======== Records ========

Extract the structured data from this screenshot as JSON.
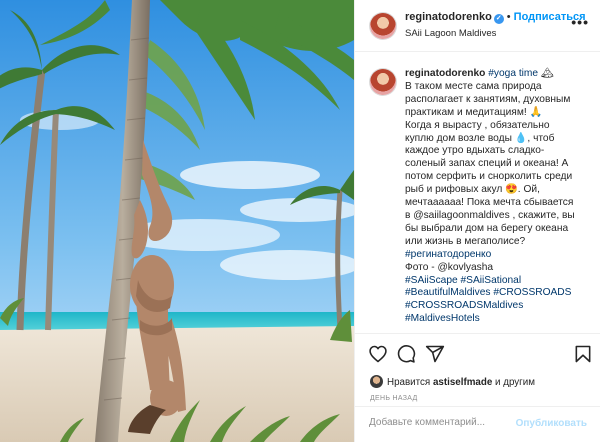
{
  "post": {
    "username": "reginatodorenko",
    "verified_mark": "✓",
    "separator": "•",
    "follow_label": "Подписаться",
    "location": "SAii Lagoon Maldives",
    "more_label": "•••"
  },
  "caption": {
    "username": "reginatodorenko",
    "first_tag": "#yoga time",
    "first_emoji": "🏔",
    "lines": [
      "В таком месте сама природа",
      "располагает к занятиям, духовным",
      "практикам и медитациям! 🙏",
      "Когда я вырасту , обязательно",
      "куплю дом возле воды 💧, чтоб",
      "каждое утро вдыхать сладко-",
      "соленый запах специй и океана! А",
      "потом серфить и снорколить среди",
      "рыб и рифовых акул 😍. Ой,",
      "мечтаааааа! Пока мечта сбывается",
      "в @saiilagoonmaldives , скажите, вы",
      "бы выбрали дом на берегу океана",
      "или жизнь в мегаполисе?"
    ],
    "tags": [
      "#регинатодоренко",
      "Фото - @kovlyasha",
      "#SAiiScape #SAiiSational",
      "#BeautifulMaldives #CROSSROADS",
      "#CROSSROADSMaldives",
      "#MaldivesHotels"
    ]
  },
  "actions": {
    "icons": [
      "heart-icon",
      "comment-icon",
      "share-icon",
      "bookmark-icon"
    ],
    "likes_prefix": "Нравится ",
    "likes_user": "astiselfmade",
    "likes_suffix": " и другим",
    "time": "День назад"
  },
  "comment": {
    "placeholder": "Добавьте комментарий...",
    "publish_label": "Опубликовать"
  },
  "colors": {
    "follow": "#0095f6",
    "verified": "#3897f0",
    "tag": "#00376b",
    "muted": "#8e8e8e",
    "publish_disabled": "#b2dffc",
    "border": "#efefef"
  }
}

========

Copy every line from the entries that contains the word "океана".

      "соленый запах специй и океана! А",
      "бы выбрали дом на берегу океана",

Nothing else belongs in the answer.